MATERIAL PROVIDED:
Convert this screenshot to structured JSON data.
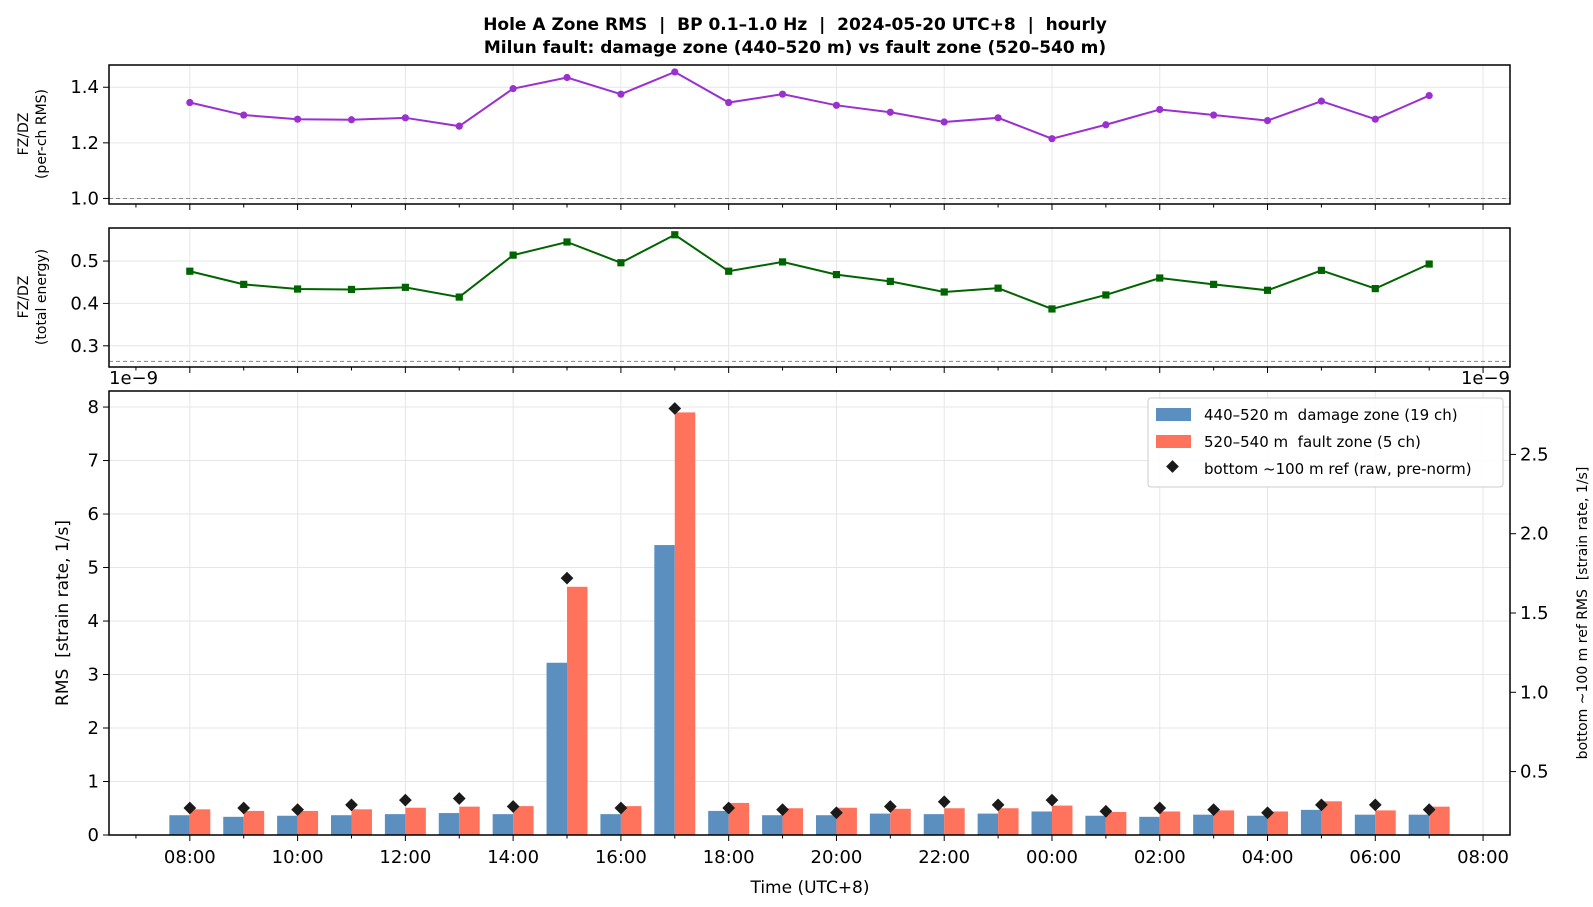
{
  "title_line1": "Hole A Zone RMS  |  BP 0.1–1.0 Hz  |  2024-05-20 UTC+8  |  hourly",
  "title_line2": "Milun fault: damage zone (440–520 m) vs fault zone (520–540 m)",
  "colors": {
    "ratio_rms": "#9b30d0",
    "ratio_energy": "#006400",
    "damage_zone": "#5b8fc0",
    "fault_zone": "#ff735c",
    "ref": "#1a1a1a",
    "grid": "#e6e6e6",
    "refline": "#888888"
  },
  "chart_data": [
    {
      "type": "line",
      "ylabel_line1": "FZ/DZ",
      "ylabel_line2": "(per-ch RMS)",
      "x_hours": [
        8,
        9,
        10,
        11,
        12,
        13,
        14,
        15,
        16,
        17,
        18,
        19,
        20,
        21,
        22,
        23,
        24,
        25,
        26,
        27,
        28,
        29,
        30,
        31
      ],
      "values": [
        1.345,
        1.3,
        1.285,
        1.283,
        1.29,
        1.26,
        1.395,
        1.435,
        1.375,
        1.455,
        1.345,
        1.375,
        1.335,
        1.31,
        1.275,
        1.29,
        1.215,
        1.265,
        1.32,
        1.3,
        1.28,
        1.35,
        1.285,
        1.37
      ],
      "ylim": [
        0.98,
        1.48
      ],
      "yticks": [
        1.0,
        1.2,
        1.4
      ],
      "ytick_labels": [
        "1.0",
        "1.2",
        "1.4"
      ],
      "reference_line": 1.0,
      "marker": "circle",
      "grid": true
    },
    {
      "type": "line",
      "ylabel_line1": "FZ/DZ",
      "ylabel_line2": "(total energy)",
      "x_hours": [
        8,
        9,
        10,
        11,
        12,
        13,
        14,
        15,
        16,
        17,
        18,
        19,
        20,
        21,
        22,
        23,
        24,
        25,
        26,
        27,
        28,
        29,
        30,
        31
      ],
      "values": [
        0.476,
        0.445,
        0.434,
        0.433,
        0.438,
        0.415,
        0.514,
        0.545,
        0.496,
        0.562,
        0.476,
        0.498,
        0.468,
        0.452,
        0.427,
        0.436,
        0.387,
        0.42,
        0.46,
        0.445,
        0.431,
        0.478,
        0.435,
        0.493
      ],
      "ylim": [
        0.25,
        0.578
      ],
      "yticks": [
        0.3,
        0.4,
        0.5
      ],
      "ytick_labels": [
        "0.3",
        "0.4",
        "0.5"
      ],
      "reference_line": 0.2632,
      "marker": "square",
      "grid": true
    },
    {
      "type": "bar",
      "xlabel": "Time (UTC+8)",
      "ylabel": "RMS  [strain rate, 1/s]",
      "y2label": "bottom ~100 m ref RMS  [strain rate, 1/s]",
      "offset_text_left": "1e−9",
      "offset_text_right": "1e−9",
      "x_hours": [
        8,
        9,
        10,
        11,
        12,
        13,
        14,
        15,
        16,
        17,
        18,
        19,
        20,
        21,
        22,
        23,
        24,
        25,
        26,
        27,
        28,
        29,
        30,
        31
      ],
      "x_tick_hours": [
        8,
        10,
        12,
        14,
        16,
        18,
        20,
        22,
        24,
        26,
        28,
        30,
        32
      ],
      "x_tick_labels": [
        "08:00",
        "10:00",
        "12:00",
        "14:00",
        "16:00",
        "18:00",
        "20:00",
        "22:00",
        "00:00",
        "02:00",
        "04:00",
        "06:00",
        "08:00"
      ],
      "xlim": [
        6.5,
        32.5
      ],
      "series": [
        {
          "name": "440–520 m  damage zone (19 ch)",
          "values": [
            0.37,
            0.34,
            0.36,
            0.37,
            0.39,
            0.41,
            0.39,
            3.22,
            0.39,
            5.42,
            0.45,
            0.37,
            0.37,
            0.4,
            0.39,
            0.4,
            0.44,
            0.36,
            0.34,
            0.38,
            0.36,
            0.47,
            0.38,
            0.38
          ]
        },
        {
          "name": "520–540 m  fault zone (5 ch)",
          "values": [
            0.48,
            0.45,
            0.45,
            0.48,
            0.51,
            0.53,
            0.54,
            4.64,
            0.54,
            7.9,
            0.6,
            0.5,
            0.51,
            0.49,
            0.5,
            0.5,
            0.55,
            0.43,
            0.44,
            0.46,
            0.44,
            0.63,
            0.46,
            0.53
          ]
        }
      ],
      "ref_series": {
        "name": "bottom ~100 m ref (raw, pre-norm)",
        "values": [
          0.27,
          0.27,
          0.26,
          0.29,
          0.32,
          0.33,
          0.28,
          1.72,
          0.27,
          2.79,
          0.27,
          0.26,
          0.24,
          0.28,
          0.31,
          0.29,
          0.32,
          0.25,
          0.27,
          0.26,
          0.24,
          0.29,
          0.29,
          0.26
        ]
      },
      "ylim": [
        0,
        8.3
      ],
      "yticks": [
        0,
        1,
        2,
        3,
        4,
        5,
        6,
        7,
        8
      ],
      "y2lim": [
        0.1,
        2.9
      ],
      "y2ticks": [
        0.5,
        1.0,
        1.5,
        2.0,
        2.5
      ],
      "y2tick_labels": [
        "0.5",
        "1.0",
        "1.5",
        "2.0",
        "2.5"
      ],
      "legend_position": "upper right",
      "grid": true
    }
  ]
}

...

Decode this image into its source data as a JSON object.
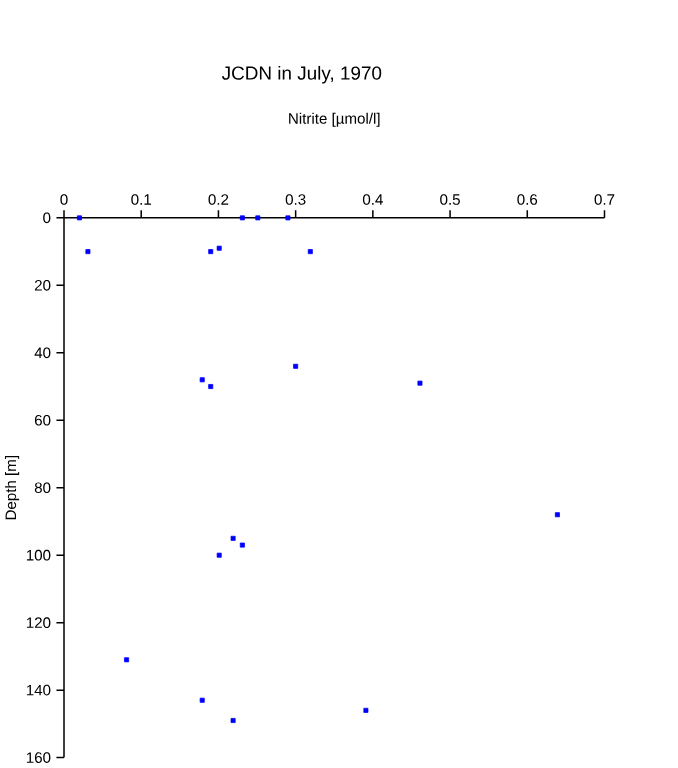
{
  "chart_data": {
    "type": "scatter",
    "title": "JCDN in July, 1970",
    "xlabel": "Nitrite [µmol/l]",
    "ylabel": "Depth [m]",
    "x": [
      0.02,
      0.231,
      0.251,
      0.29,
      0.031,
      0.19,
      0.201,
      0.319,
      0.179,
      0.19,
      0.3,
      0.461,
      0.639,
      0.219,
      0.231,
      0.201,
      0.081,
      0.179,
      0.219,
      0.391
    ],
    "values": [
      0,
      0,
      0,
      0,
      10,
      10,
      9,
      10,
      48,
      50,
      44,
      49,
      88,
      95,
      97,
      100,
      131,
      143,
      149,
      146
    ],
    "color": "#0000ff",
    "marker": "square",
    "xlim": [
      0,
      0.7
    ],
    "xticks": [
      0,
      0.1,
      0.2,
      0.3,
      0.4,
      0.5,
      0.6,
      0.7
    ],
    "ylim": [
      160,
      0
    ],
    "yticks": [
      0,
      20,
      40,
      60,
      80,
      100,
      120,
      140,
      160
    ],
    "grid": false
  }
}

==

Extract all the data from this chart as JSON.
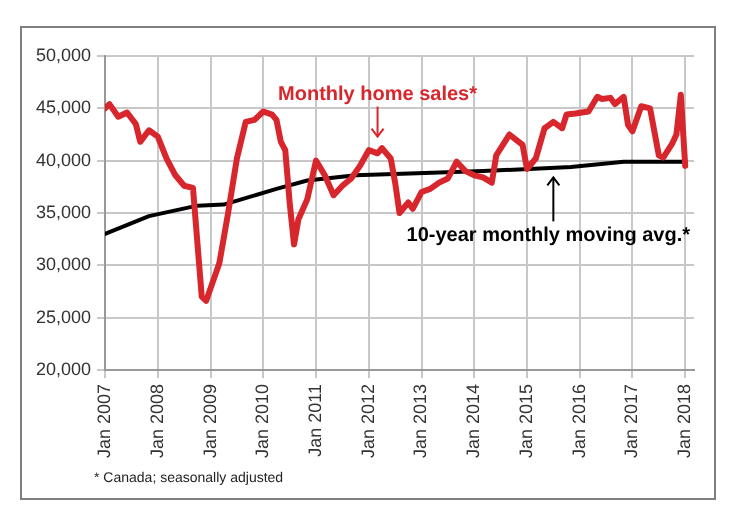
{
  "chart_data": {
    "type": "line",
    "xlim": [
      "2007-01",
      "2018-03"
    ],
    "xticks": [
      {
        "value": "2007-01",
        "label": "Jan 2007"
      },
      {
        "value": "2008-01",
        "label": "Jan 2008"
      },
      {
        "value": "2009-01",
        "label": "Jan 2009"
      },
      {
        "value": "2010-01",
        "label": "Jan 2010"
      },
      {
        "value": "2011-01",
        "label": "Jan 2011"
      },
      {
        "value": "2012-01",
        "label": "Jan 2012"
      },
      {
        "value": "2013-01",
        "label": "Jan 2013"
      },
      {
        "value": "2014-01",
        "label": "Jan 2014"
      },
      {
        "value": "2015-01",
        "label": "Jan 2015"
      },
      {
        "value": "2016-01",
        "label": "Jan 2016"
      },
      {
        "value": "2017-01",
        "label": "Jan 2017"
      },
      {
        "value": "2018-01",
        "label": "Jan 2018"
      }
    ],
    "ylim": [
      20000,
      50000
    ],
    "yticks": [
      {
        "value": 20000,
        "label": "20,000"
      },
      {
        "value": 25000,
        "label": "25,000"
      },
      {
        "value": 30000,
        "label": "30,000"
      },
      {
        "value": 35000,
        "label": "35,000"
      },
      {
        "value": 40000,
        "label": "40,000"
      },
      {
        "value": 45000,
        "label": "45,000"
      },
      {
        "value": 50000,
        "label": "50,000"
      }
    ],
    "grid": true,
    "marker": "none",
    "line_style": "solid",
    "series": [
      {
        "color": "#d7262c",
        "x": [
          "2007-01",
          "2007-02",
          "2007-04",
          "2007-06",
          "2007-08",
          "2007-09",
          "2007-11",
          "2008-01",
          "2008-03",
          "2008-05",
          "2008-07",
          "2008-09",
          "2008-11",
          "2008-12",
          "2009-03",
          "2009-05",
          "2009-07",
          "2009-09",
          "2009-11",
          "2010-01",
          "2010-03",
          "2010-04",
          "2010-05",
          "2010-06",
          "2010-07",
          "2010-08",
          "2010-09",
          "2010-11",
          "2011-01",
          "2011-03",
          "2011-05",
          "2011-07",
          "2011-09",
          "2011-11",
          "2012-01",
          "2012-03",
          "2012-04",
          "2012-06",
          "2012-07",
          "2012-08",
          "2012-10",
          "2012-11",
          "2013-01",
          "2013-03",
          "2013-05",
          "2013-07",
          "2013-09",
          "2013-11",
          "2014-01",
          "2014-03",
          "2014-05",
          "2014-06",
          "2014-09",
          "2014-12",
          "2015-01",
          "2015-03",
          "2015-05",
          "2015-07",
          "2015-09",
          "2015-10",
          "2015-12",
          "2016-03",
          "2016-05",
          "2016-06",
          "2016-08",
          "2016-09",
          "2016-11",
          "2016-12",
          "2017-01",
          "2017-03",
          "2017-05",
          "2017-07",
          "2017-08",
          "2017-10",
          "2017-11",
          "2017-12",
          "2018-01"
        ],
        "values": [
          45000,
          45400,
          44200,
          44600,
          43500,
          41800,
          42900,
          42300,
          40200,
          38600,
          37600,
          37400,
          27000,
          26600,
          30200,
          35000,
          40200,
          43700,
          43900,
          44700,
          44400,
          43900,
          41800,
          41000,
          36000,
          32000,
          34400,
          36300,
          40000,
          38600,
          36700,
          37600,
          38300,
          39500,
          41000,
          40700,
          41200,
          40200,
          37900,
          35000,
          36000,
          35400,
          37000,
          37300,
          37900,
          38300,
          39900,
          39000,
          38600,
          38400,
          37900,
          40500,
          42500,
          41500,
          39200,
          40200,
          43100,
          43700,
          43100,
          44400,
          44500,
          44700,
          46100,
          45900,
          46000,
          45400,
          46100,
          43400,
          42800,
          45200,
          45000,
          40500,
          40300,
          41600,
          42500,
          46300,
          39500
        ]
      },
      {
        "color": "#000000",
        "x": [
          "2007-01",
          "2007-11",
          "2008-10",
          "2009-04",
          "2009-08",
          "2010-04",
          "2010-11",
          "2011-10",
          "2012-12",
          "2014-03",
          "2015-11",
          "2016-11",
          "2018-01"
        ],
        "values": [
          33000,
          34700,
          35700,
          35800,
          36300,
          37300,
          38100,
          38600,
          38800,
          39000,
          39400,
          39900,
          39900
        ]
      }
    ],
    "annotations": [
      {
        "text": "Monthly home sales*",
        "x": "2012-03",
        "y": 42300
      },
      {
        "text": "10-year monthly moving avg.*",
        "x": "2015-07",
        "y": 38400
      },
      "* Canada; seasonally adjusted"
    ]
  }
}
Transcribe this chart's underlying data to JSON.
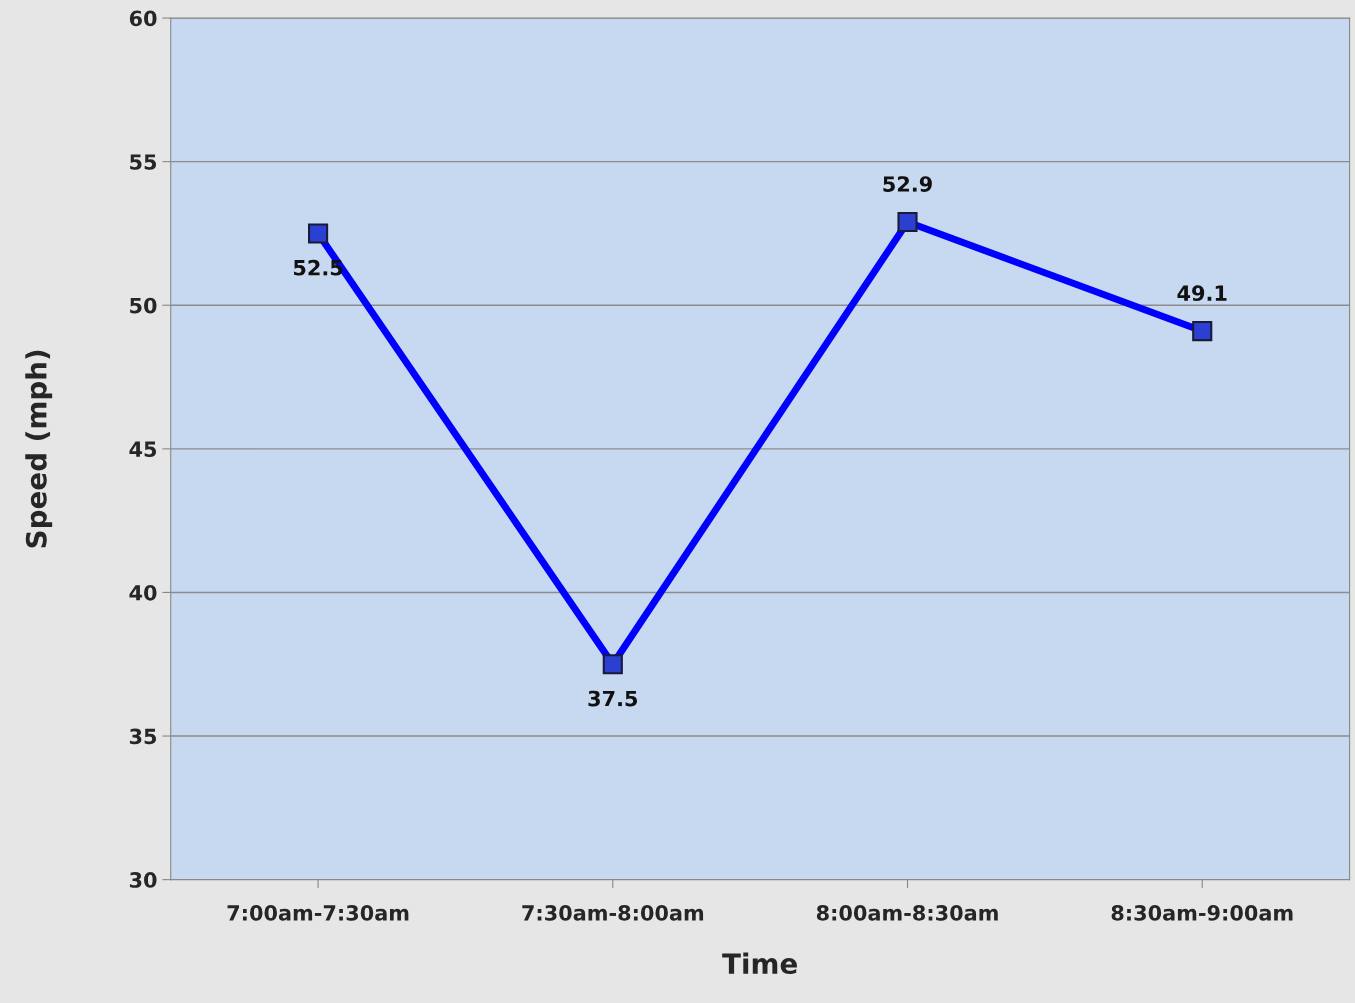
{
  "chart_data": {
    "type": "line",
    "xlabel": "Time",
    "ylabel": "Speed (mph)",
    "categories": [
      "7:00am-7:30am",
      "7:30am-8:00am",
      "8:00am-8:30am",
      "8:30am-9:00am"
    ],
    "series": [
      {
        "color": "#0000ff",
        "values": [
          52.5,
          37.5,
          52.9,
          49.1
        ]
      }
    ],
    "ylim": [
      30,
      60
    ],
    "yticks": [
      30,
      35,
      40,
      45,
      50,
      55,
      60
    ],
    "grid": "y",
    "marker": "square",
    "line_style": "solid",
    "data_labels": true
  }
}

EXERCISE DESCRIPTION: Read the entries and show each line that mentions "strain".

RESPONSE TO THE EXERCISE:
      "ylabel": "RMS  [strain rate, 1/s]",
      "y2label": "bottom ~100 m ref RMS  [strain rate, 1/s]",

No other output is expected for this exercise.